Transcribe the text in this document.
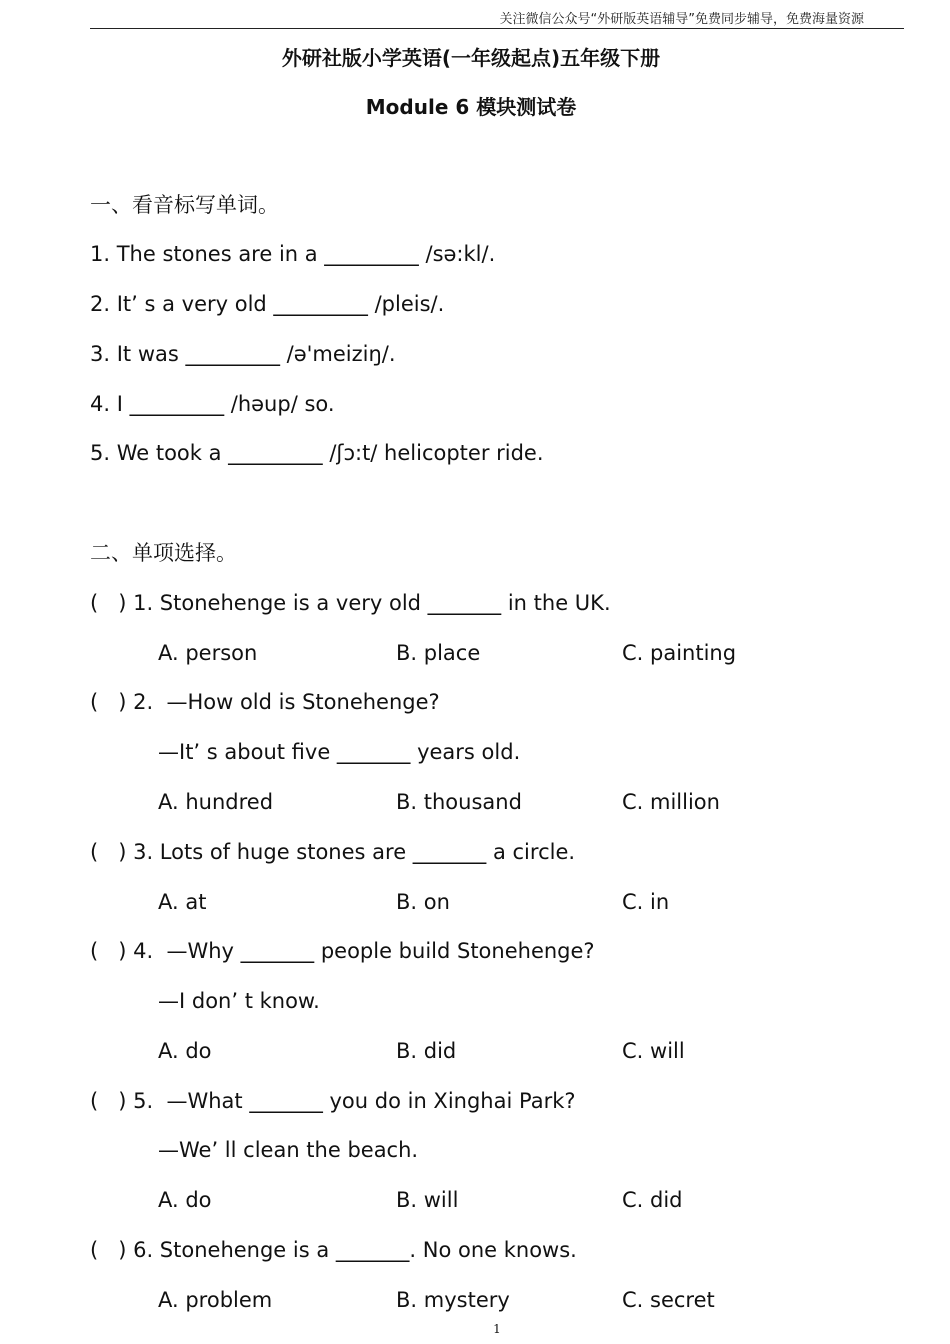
关注微信公众号“外研版英语辅导”免费同步辅导，免费海量资源
外研社版小学英语(一年级起点)五年级下册
Module 6 模块测试卷
一、看音标写单词。
1. The stones are in a _________ /sə:kl/.
2. It’ s a very old _________ /pleis/.
3. It was _________ /ə'meiziŋ/.
4. I _________ /həup/ so.
5. We took a _________ /ʃɔ:t/ helicopter ride.
二、单项选择。
(   ) 1. Stonehenge is a very old _______ in the UK.
A. person	B. place	C. painting
(   ) 2.  —How old is Stonehenge?
—It’ s about five _______ years old.
A. hundred	B. thousand	C. million
(   ) 3. Lots of huge stones are _______ a circle.
A. at	B. on	C. in
(   ) 4.  —Why _______ people build Stonehenge?
—I don’ t know.
A. do	B. did	C. will
(   ) 5.  —What _______ you do in Xinghai Park?
—We’ ll clean the beach.
A. do	B. will	C. did
(   ) 6. Stonehenge is a _______. No one knows.
A. problem	B. mystery	C. secret
1
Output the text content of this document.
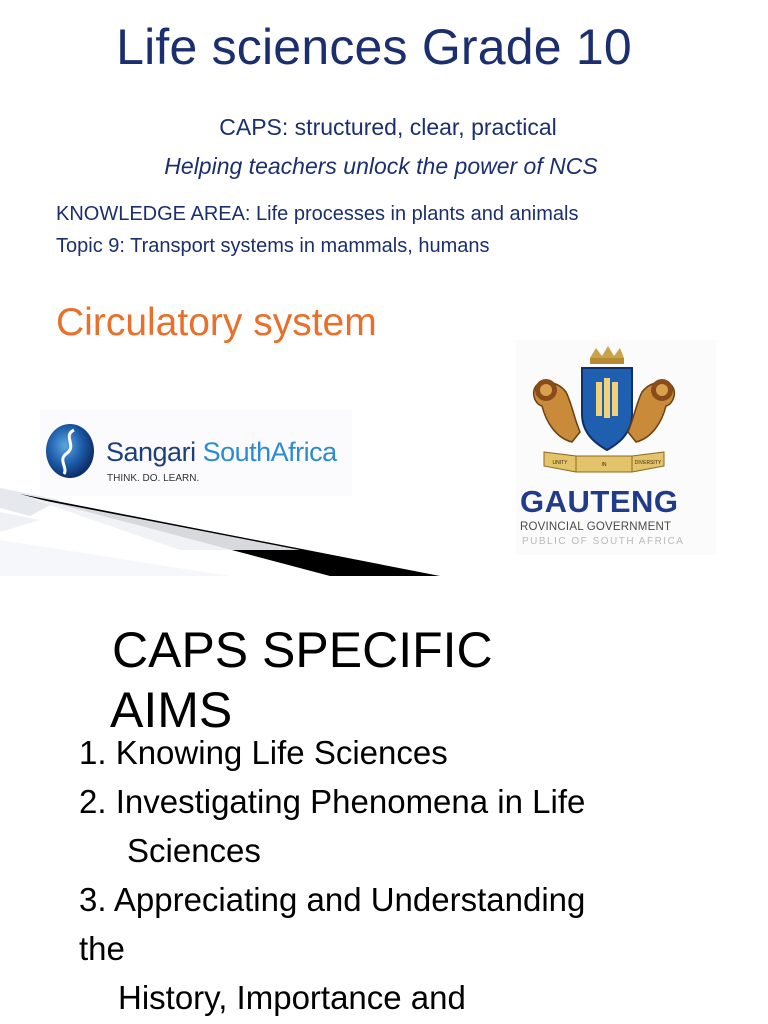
Life sciences Grade 10
CAPS: structured, clear, practical
Helping teachers unlock the power of NCS
KNOWLEDGE AREA: Life processes in plants and animals
Topic 9: Transport systems in mammals, humans
Circulatory system
Sangari SouthAfrica
THINK. DO. LEARN.
UNITY	IN	DIVERSITY
GAUTENG
ROVINCIAL GOVERNMENT
PUBLIC OF SOUTH AFRICA
CAPS SPECIFIC
AIMS
1. Knowing Life Sciences
2. Investigating Phenomena in Life
Sciences
3. Appreciating and Understanding
the
History, Importance and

- - - - -

Problem details: Return, from the data, each line that has the word "Life" in it.

Output for this exercise:
Life sciences Grade 10
KNOWLEDGE AREA: Life processes in plants and animals
1. Knowing Life Sciences
2. Investigating Phenomena in Life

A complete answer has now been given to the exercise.